また、国際機関を通じた支援の実施においては、日本企業やNGO等、日本の様々な担い手との連携が図られています。
■政策における国際機関との連携の例

2017年4月、日本がOECDと共催した「第1回アジア国際経済フォーラム」で、グリアOECD事務総長がスピーチをしている様子。
「2030アジェンダ」策定過程においても、日本は、国際社会と密接に連携し、新しい国際開発目標の策定に向けた議論を主導しました。
2016年、日本はOECD開発センターに復帰しました。注13同センターは、開発途上国の開発問題に関する調査・研究を行うOECD内のシンクタンクです。OECD加盟国のみならず、OECDに非加盟の新興国・途上国も参加し、様々な地域における開発について政策対話を行う場として、重要な役割を持っています。日本も、同センターの活動に積極的に協力、関与していく考えであり、同センターとアジアとの関係をさらに強化していく役割を果たしています。2017年4月、日本はOECD開発センターや東アジア・アセアン経済研究センター(ERIA)と共催で「第1回アジア国際経済フォーラム」を開催し、質の高いインフラ投資、循環経済、持続可能な都市を議題とする議論を行いました。このフォーラムでは、アジアにおけるインフラ需要への対応には、国際スタンダードに沿った形での質の高いインフラの供給量を増やすことが重要であり、そのためにOECDと緊密に連携することが必要であるとの認識が参加者の間で共有されました。

課題の目的
上にある日本と国際機関との連携についての文章を、最後の文に続けて書き進めてもらえますか。

提供資料
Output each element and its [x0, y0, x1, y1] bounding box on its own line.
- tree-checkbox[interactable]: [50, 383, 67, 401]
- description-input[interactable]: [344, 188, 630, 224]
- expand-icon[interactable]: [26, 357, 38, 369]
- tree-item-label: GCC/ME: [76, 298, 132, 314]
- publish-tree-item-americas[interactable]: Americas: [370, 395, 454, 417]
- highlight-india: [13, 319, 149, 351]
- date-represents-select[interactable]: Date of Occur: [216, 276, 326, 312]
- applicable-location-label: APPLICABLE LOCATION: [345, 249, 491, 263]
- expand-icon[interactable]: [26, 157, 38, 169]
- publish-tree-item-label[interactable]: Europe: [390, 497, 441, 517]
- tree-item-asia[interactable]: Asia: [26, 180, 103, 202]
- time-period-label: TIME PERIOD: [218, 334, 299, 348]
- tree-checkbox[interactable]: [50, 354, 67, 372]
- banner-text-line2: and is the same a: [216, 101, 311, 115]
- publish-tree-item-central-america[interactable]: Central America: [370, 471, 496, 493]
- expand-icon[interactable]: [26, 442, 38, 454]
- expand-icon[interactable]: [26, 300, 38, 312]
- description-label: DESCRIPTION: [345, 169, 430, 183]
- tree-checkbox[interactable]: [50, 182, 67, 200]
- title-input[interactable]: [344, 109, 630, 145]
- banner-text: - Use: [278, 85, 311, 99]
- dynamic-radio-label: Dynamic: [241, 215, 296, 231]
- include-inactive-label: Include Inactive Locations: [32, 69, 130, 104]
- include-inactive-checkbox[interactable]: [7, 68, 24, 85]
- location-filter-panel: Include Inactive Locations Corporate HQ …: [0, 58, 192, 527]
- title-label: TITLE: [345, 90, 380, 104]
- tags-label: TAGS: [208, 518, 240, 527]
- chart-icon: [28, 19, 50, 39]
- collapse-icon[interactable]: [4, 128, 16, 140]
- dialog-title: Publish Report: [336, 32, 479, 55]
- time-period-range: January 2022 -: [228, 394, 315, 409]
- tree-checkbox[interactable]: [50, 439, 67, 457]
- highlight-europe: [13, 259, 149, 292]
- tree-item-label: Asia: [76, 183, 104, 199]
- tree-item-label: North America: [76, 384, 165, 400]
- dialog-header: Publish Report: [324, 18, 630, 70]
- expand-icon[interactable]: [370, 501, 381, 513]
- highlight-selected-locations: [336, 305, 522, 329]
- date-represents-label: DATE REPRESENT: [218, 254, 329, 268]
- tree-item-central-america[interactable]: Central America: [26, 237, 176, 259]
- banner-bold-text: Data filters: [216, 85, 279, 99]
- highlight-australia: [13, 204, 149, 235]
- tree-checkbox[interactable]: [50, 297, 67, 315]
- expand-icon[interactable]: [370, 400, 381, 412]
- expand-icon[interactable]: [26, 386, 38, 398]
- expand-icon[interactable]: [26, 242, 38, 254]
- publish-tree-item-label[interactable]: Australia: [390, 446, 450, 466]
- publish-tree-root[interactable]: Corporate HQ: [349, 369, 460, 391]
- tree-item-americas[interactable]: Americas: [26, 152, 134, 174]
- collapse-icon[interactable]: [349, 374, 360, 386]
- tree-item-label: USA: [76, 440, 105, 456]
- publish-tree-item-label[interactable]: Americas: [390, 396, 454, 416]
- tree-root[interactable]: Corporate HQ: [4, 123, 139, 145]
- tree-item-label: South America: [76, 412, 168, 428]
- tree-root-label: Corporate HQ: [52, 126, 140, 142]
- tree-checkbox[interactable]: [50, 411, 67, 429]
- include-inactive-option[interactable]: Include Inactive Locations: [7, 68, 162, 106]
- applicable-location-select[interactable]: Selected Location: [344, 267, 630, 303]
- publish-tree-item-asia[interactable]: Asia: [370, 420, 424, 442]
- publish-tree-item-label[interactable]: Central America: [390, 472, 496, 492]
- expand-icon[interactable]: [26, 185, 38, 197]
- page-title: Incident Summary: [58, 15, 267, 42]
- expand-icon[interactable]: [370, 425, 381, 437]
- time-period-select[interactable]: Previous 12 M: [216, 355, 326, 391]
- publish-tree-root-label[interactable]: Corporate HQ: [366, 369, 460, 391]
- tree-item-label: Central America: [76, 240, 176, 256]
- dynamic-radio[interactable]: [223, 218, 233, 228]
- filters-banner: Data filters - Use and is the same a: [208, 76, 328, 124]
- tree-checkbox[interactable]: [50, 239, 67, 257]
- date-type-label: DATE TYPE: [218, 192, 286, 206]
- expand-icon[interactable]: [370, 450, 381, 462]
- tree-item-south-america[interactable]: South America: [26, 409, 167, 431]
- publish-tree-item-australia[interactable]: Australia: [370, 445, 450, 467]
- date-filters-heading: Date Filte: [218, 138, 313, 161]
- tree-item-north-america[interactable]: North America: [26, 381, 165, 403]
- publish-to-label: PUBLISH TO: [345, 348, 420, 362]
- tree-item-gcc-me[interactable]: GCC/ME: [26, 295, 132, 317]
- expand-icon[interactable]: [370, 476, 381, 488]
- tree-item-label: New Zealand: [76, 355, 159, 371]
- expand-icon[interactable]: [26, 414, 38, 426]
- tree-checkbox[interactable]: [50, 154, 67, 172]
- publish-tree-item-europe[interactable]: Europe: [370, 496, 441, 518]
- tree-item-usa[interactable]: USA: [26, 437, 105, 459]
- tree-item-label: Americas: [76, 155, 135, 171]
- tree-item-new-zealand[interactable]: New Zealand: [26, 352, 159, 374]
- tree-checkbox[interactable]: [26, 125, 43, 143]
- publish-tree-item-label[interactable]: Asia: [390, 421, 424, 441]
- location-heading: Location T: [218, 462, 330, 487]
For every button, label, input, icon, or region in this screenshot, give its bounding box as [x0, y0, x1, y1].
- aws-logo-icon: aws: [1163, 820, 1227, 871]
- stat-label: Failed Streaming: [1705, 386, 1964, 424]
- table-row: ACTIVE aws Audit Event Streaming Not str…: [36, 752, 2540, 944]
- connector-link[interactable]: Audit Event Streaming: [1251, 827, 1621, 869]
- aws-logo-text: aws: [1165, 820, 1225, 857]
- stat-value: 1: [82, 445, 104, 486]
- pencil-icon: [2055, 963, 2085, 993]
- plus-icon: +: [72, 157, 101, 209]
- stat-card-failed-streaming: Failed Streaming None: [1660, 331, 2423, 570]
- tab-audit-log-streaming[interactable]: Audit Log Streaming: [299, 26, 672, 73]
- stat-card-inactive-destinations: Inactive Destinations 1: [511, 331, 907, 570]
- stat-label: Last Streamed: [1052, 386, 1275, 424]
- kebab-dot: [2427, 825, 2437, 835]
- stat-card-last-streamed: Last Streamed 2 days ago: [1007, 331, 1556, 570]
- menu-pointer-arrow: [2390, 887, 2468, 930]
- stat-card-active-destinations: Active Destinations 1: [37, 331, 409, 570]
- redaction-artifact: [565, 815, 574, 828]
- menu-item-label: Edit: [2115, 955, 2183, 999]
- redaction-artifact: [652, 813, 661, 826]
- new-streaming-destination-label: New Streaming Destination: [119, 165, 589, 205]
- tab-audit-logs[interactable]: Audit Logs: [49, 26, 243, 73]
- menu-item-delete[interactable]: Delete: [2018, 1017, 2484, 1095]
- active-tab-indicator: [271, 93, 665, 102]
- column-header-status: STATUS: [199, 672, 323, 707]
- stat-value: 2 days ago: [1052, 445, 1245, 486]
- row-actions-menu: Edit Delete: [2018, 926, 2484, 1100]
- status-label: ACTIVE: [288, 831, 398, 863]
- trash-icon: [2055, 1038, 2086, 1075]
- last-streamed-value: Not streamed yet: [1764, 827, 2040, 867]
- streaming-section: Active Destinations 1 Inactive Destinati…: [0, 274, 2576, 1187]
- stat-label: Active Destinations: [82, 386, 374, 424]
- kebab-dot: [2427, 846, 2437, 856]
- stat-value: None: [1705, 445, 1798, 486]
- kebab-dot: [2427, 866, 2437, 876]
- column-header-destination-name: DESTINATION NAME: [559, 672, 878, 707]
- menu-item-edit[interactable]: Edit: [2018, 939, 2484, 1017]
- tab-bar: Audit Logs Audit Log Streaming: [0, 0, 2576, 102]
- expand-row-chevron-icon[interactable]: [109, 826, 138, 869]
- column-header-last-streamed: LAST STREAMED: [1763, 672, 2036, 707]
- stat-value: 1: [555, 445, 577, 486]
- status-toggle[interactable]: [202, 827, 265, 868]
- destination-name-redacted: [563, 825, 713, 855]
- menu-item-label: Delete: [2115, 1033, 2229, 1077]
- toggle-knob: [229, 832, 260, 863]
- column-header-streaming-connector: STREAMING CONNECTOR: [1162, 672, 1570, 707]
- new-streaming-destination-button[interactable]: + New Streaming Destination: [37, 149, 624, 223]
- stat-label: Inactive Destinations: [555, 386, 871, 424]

課題への解答
イ.地域機関との連携の例
ASEAN(東南アジア諸国連合)は、2015年末に「政治・安全保障共同体」「経済共同体」「社会・文化共同体」から成る「ASEAN共同体」を構築し、域内の連結性強化を最重要の課題として掲げてきました。日本は、統合を強めたASEAN が地域協力のハブとなることが、地域の安定と繁栄にとって重要であるとの観点から、これまでのインフラや投資環境整備の経験を活かし、連結性強化に向けたASEAN の努力を支援してきました。
ASEAN共同体の構築およびその後の統合努力においては、域内の連結性強化や開発格差の是正など、残された様々な課題の解決に向けた取組を、これまで以上に推進していく必要があります。日本は引き続き、ASEANとの信頼と友好の絆(きずな)を強化していきながら、ASEAN統合に向けた積極的な協力を行っていく方針です。
ウ.他のドナー国との連携
日本は、他のドナー(援助国)との開発協力における協調を推進しています。2017年には、EUと開発協力に関する対話を行いました。主要ドナー全体のODA予算が減少傾向にある中で、限られたODA予算を効果的に活用し開発協力を進め、国際社会全体で開発課題に取り組むためにも、国際機関や他のドナーとの協力や連携の重要性は高まっています。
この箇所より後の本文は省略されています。